[START]
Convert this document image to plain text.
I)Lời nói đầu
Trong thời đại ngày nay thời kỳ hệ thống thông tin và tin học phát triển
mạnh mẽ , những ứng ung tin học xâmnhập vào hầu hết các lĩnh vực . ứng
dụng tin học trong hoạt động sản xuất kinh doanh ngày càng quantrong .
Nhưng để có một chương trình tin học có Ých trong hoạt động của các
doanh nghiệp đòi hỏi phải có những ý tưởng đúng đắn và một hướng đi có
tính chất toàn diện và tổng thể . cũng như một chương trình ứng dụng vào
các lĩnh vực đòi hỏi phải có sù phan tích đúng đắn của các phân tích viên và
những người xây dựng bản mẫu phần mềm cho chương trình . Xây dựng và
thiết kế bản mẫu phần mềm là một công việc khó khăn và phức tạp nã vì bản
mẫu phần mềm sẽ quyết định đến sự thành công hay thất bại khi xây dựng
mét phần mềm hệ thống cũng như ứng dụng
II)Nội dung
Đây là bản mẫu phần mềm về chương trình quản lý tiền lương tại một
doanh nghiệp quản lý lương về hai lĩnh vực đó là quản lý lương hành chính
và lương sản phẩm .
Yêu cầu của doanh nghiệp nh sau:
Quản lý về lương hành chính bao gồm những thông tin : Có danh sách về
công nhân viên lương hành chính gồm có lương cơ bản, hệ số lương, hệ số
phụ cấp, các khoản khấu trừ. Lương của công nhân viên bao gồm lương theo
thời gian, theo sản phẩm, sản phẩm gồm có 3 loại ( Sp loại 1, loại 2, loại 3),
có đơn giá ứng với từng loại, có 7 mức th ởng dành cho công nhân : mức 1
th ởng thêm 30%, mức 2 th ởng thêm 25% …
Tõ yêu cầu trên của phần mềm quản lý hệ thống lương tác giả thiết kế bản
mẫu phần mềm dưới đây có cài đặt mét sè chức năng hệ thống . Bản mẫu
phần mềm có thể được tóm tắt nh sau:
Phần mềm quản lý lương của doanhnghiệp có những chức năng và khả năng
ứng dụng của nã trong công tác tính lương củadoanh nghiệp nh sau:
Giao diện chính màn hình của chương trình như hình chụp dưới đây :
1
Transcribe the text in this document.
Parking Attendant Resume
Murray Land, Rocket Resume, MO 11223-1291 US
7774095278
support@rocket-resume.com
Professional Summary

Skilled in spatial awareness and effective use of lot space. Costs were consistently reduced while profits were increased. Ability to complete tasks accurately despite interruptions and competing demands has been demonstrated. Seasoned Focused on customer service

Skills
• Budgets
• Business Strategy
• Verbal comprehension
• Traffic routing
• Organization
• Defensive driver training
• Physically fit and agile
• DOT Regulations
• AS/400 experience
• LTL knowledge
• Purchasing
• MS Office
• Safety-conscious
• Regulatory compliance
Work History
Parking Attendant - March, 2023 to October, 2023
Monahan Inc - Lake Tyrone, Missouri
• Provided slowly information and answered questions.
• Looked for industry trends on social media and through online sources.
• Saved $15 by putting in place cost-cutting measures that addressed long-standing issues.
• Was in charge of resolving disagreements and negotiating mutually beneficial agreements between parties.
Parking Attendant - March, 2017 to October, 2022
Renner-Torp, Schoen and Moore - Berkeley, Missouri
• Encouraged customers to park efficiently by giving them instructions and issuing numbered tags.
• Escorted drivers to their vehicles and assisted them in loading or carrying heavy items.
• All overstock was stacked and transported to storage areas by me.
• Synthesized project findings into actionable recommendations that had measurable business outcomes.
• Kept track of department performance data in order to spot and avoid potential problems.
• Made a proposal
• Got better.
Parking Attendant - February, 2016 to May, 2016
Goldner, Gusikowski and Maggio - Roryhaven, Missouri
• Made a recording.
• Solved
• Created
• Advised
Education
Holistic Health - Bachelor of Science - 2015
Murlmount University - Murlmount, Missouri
[END]
## SHORT EXERCISE
Using the records above, pull out each line where the word "động" occurs.

## THE ANSWER
dụng tin học trong hoạt động sản xuất kinh doanh ngày càng quantrong .
Nhưng để có một chương trình tin học có Ých trong hoạt động của các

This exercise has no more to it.